→ **Estratto fornito**
Il Fatto 21.12.18
Artemidoro. L’accusa: il papiro è una patacca
Luciano Canfora
Armando
Spataro è stato procuratore capo di Torino fino al pensionamento, la
scorsa settimana. Ha condotto l’inchiesta sul papiro
Nel
2004, la Compagnia di San Paolo acquista per 2,7 milioni il Papiro di
Artemidoro datato Primo secolo dopo Cristo. Il professor Salvatore
Settis lo considera autentico e ne consiglia l’acquisto. Ma nel 2013, lo
storico Luciano Canfora presenta un esposto alla Procura di Torino
sostenendo che è un falso. Si occupa dell’inchiesta per truffa
direttamente il procuratore Armando Spataro. Pochi giorni prima di
andare in pensione, Spataro chiede l’archiviazione: i possibili reati
sono ormai prescritti ma, scrive Spataro, è accertato che il papiro è
falso. Risponde sul Fatto
Salvatore Settis e osserva che la
valutazione di Spataro si basa solo sulla denuncia di Canfora senza
perizie di esperti terzi e che molti esperti internazionali hanno
riconosciuto l’autenticità del papiro del Primo secolo. Settis non è
stato ascoltato nell’inchiesta. Spataro e Canfora replicano qui sotto.

→ **Dati estratti**
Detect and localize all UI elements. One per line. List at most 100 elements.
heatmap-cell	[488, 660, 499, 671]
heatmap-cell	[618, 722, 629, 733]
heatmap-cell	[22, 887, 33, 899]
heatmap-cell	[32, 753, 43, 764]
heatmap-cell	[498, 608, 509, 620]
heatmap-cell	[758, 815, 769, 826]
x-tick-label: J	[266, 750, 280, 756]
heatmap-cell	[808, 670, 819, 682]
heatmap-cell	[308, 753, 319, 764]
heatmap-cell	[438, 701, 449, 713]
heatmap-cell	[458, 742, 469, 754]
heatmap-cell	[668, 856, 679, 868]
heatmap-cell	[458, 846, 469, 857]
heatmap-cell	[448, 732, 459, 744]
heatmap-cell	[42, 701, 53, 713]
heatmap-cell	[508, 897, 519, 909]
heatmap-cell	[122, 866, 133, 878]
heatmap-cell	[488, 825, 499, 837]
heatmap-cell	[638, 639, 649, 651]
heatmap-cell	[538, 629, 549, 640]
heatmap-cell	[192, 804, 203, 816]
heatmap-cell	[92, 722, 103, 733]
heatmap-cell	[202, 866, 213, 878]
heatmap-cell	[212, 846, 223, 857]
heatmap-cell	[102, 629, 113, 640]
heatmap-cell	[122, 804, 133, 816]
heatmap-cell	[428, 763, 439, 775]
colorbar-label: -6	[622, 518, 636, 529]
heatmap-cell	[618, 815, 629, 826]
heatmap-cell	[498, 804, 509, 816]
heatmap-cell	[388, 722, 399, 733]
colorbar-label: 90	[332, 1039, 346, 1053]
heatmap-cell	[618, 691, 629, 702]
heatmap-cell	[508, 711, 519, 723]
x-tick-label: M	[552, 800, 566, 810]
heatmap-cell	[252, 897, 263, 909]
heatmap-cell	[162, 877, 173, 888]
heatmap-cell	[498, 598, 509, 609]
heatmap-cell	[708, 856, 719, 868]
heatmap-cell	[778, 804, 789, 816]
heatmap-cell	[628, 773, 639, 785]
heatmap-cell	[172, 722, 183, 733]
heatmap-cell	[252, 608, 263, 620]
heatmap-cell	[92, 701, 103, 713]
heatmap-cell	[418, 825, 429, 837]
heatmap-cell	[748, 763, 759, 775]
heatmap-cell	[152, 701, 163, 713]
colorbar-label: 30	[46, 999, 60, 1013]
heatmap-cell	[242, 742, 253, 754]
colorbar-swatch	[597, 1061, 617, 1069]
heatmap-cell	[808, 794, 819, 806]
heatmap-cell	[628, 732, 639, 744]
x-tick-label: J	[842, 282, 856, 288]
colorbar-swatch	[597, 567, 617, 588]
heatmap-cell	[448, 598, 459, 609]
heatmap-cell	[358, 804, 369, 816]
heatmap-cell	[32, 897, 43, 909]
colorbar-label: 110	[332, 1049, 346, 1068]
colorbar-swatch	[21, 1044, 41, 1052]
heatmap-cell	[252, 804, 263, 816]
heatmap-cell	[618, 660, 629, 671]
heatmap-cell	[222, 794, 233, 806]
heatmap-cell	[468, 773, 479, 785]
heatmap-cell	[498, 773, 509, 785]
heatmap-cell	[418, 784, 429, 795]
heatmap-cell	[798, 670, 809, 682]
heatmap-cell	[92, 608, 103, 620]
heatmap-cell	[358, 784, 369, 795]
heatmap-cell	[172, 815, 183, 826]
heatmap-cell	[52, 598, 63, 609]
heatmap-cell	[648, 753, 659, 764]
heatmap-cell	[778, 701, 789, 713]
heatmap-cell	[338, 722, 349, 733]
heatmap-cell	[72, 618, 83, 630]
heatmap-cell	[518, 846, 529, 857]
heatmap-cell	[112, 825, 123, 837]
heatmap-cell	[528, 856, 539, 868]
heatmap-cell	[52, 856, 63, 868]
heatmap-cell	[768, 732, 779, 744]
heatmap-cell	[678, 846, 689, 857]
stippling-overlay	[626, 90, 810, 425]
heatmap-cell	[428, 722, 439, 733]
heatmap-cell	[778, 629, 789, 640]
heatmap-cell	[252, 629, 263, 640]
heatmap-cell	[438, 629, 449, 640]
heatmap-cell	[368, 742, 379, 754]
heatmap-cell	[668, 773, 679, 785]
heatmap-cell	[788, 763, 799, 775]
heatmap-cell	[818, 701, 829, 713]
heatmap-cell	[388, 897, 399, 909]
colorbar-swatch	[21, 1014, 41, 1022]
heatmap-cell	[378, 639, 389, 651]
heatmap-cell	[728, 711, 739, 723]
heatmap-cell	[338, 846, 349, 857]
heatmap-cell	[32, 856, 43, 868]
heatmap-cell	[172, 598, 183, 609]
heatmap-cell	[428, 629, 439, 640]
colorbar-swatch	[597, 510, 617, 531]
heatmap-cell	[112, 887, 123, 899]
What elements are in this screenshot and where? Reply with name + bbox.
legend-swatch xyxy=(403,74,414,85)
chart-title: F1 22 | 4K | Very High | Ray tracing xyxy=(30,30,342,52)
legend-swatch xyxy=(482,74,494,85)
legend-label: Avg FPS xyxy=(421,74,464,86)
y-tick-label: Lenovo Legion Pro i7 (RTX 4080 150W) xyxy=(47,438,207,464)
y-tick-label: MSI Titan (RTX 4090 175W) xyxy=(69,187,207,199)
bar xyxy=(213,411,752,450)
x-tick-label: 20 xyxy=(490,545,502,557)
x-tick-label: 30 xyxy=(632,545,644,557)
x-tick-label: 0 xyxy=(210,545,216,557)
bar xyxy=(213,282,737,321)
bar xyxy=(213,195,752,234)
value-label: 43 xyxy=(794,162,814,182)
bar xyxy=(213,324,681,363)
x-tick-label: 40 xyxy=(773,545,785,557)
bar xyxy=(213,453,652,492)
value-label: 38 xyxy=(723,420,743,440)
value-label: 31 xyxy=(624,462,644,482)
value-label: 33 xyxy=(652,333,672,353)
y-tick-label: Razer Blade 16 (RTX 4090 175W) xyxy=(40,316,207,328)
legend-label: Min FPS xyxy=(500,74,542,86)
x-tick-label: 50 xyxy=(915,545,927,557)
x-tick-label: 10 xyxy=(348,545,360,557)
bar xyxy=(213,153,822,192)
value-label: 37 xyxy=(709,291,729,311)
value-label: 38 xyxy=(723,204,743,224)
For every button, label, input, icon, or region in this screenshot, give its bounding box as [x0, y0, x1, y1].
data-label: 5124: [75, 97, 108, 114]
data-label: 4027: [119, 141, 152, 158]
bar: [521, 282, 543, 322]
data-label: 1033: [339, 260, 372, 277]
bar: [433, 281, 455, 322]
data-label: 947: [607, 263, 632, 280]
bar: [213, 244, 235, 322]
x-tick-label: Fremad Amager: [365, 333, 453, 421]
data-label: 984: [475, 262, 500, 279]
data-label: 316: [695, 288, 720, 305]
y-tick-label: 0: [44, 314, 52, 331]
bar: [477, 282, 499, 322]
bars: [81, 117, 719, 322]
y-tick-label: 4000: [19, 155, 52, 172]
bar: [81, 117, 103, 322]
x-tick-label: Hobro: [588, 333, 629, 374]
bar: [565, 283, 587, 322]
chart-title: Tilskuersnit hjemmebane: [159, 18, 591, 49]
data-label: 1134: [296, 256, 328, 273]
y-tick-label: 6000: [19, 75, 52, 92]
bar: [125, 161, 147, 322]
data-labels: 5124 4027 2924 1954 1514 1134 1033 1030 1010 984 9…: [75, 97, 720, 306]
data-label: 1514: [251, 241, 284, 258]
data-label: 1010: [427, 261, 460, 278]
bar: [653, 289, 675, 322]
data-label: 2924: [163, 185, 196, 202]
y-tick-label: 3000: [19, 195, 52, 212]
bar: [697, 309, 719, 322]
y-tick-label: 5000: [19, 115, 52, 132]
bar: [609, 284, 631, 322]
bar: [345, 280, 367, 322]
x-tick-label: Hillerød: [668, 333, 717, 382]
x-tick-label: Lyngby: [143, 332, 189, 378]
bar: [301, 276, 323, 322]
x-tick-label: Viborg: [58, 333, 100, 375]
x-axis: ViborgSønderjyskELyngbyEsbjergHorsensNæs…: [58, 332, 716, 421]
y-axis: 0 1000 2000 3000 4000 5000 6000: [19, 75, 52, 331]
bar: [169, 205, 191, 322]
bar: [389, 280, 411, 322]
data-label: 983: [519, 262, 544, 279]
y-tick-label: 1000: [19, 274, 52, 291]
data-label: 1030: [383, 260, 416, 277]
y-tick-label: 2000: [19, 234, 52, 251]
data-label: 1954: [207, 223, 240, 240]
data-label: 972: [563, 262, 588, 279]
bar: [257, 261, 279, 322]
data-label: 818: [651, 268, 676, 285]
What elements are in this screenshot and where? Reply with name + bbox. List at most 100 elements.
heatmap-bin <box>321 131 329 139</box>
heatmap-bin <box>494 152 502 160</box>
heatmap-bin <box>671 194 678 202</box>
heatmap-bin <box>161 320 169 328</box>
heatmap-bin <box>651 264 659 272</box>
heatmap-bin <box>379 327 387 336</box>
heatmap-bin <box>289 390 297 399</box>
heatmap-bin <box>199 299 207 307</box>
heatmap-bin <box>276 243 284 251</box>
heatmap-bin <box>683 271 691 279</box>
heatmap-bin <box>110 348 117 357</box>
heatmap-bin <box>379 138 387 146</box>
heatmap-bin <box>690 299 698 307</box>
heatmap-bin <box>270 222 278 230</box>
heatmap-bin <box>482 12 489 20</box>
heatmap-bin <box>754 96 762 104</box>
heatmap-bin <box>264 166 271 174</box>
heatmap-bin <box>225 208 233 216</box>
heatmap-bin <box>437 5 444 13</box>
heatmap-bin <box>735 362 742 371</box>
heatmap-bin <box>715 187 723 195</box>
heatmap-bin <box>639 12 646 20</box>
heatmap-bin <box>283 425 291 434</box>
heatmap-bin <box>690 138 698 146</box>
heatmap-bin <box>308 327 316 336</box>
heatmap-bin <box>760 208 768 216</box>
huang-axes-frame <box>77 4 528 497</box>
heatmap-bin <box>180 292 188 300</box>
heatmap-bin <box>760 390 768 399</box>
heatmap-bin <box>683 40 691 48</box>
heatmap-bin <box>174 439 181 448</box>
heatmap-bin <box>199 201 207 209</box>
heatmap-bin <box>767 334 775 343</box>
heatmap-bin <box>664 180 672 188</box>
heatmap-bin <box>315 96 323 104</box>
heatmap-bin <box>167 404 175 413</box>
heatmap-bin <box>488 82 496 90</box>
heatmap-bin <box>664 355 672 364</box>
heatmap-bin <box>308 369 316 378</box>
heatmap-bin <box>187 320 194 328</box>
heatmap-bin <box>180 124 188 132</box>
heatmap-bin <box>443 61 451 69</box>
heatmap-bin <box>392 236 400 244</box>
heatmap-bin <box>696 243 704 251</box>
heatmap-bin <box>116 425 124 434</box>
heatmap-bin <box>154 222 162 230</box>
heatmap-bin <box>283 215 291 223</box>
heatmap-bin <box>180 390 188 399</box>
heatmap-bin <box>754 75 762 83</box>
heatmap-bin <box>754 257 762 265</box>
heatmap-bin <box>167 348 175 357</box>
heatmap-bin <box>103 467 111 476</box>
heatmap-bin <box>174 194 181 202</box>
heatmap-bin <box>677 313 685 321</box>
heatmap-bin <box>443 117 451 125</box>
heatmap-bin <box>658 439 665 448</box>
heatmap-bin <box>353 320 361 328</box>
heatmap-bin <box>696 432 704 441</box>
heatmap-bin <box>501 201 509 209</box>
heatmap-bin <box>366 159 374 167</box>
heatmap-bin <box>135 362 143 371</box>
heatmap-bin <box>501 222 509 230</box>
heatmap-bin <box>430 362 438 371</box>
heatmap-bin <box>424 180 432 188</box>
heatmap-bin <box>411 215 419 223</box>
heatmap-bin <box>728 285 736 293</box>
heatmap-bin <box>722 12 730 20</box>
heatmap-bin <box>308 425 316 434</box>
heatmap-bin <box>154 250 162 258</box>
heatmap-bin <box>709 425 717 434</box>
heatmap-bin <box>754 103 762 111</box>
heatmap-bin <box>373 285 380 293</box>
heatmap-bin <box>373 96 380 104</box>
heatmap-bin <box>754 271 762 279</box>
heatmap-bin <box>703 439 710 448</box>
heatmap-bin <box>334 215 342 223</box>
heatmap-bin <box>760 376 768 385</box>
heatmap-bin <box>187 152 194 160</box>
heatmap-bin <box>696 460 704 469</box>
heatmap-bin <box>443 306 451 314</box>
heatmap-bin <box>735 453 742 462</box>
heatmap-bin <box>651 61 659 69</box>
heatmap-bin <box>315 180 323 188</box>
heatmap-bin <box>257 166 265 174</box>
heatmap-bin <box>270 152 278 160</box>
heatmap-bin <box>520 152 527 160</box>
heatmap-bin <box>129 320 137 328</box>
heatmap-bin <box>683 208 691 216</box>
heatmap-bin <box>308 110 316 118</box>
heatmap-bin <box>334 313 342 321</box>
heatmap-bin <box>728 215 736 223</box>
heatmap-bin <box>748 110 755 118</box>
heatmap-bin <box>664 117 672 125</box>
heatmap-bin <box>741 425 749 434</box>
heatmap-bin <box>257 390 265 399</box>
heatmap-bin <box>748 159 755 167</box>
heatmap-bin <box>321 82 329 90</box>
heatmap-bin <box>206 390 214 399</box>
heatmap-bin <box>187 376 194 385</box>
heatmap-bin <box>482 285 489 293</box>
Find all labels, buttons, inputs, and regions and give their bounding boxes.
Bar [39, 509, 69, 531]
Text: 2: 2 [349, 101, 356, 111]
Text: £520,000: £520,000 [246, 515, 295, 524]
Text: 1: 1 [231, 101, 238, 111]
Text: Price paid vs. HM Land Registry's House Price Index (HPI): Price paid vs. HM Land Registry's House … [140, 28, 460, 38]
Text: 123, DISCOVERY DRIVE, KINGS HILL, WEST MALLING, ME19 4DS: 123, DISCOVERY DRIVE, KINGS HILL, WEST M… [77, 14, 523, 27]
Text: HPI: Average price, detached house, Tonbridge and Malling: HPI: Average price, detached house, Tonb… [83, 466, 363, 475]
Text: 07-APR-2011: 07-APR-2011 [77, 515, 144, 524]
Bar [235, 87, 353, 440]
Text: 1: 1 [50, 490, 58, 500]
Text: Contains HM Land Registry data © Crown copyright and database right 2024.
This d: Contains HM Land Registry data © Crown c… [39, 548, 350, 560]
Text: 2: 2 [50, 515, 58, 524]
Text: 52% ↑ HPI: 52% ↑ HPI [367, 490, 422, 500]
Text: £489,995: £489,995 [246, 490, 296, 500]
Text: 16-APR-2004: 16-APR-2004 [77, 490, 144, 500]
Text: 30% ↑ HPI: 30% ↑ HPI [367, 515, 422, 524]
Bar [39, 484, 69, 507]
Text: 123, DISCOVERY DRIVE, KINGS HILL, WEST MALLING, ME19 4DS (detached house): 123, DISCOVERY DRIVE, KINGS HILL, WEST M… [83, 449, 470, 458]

→ **Dettagli del problema**
Secondo l'estratto sul papiro di Artemidoro, per quale somma la Compagnia di San Paolo lo acquistò nel 2004? Rispondi in una frase, per favore.

→ **Soluzione del compito**
La Compagnia di San Paolo acquistò il papiro per 2,7 milioni.